Leave the pictures aside and copy all the data exactly.

Dataset items:
━━━━━━━━━━━━━━━━━━━━
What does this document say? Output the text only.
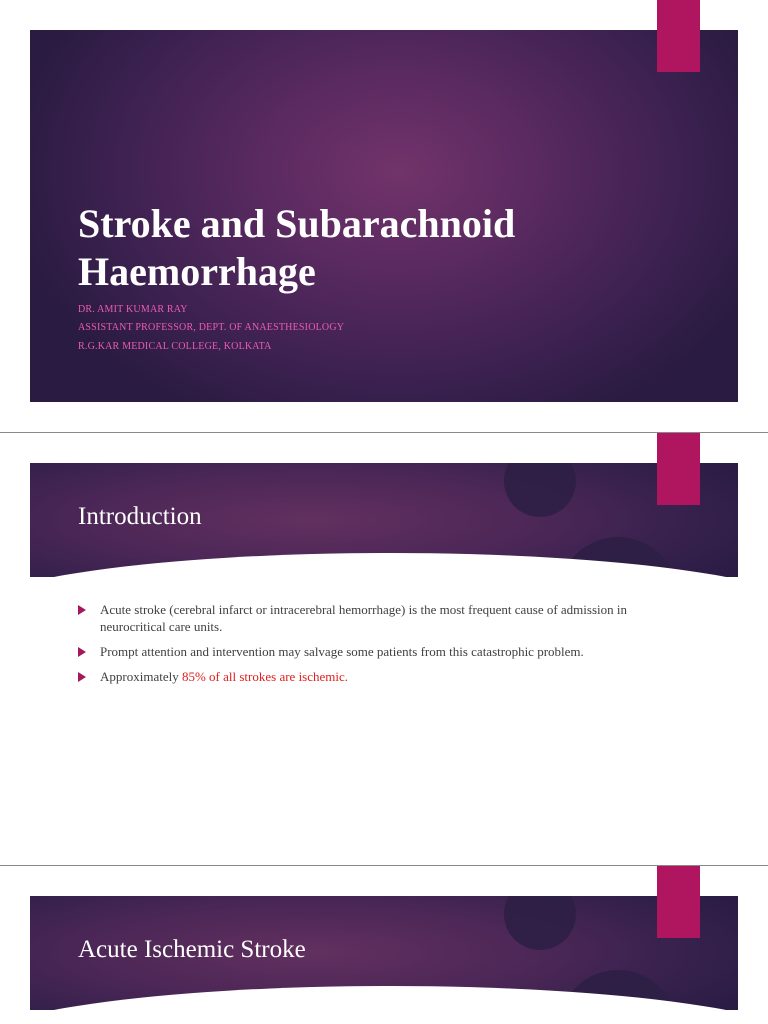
Stroke and Subarachnoid
Haemorrhage
DR. AMIT KUMAR RAY
ASSISTANT PROFESSOR, DEPT. OF ANAESTHESIOLOGY
R.G.KAR MEDICAL COLLEGE, KOLKATA
Introduction
Acute stroke (cerebral infarct or intracerebral hemorrhage) is the most frequent cause of admission in neurocritical care units.
Prompt attention and intervention may salvage some patients from this catastrophic problem.
Approximately 85% of all strokes are ischemic.
Acute Ischemic Stroke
━━━━━━━━━━━━━━━━━━━━
ANSWER TO THIS EXERCISE:
What does this document say? Output the text only.
Stroke and Subarachnoid
Haemorrhage
DR. AMIT KUMAR RAY
ASSISTANT PROFESSOR, DEPT. OF ANAESTHESIOLOGY
R.G.KAR MEDICAL COLLEGE, KOLKATA
Introduction
Acute stroke (cerebral infarct or intracerebral hemorrhage) is the most frequent cause of admission in neurocritical care units.
Prompt attention and intervention may salvage some patients from this catastrophic problem.
Approximately 85% of all strokes are ischemic.
Acute Ischemic Stroke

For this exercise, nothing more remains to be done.